* THE REQUEST
Output every record below exactly as it appears.

— BEGIN —

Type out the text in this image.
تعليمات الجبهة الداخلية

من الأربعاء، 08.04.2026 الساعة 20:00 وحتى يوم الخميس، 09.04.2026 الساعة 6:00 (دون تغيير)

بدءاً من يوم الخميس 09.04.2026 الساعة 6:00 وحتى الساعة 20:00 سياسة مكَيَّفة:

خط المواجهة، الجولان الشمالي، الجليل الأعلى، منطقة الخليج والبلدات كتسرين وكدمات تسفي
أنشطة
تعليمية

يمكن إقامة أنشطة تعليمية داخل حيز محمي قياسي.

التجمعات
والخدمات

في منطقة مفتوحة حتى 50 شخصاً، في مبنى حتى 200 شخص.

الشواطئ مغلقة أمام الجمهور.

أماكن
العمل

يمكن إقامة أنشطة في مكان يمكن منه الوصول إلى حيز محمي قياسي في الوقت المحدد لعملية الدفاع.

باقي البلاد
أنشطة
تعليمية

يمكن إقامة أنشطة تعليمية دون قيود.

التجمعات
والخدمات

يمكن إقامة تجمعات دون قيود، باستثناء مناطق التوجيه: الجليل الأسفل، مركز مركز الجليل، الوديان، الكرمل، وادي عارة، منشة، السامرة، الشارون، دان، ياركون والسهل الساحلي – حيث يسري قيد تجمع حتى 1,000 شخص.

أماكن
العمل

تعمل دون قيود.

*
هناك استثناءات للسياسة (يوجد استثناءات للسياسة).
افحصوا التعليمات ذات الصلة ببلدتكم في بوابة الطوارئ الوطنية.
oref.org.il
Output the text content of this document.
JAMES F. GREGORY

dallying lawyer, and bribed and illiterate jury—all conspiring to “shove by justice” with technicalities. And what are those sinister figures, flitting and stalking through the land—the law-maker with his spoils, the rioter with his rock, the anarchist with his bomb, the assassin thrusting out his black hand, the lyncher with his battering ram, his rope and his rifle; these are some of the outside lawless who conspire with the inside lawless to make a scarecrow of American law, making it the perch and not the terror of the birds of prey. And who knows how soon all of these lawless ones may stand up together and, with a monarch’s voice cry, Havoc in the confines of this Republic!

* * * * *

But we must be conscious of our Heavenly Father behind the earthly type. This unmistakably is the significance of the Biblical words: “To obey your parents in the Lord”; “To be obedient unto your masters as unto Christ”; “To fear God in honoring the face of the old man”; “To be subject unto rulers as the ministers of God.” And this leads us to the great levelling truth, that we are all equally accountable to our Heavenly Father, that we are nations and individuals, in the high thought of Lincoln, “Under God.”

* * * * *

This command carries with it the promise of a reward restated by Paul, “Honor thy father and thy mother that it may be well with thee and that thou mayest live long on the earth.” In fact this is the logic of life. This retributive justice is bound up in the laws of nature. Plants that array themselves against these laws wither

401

— END —

* THE COMPLETED TASK
Type out the text in this image.
تعليمات الجبهة الداخلية

من الأربعاء، 08.04.2026 الساعة 20:00 وحتى يوم الخميس، 09.04.2026 الساعة 6:00 (دون تغيير)

بدءاً من يوم الخميس 09.04.2026 الساعة 6:00 وحتى الساعة 20:00 سياسة مكَيَّفة:

خط المواجهة، الجولان الشمالي، الجليل الأعلى، منطقة الخليج والبلدات كتسرين وكدمات تسفي
أنشطة
تعليمية

يمكن إقامة أنشطة تعليمية داخل حيز محمي قياسي.

التجمعات
والخدمات

في منطقة مفتوحة حتى 50 شخصاً، في مبنى حتى 200 شخص.

الشواطئ مغلقة أمام الجمهور.

أماكن
العمل

يمكن إقامة أنشطة في مكان يمكن منه الوصول إلى حيز محمي قياسي في الوقت المحدد لعملية الدفاع.

باقي البلاد
أنشطة
تعليمية

يمكن إقامة أنشطة تعليمية دون قيود.

التجمعات
والخدمات

يمكن إقامة تجمعات دون قيود، باستثناء مناطق التوجيه: الجليل الأسفل، مركز مركز الجليل، الوديان، الكرمل، وادي عارة، منشة، السامرة، الشارون، دان، ياركون والسهل الساحلي – حيث يسري قيد تجمع حتى 1,000 شخص.

أماكن
العمل

تعمل دون قيود.

*
هناك استثناءات للسياسة (يوجد استثناءات للسياسة).
افحصوا التعليمات ذات الصلة ببلدتكم في بوابة الطوارئ الوطنية.
oref.org.il
Output the text content of this document.
JAMES F. GREGORY

dallying lawyer, and bribed and illiterate jury—all conspiring to “shove by justice” with technicalities. And what are those sinister figures, flitting and stalking through the land—the law-maker with his spoils, the rioter with his rock, the anarchist with his bomb, the assassin thrusting out his black hand, the lyncher with his battering ram, his rope and his rifle; these are some of the outside lawless who conspire with the inside lawless to make a scarecrow of American law, making it the perch and not the terror of the birds of prey. And who knows how soon all of these lawless ones may stand up together and, with a monarch’s voice cry, Havoc in the confines of this Republic!

* * * * *

But we must be conscious of our Heavenly Father behind the earthly type. This unmistakably is the significance of the Biblical words: “To obey your parents in the Lord”; “To be obedient unto your masters as unto Christ”; “To fear God in honoring the face of the old man”; “To be subject unto rulers as the ministers of God.” And this leads us to the great levelling truth, that we are all equally accountable to our Heavenly Father, that we are nations and individuals, in the high thought of Lincoln, “Under God.”

* * * * *

This command carries with it the promise of a reward restated by Paul, “Honor thy father and thy mother that it may be well with thee and that thou mayest live long on the earth.” In fact this is the logic of life. This retributive justice is bound up in the laws of nature. Plants that array themselves against these laws wither

401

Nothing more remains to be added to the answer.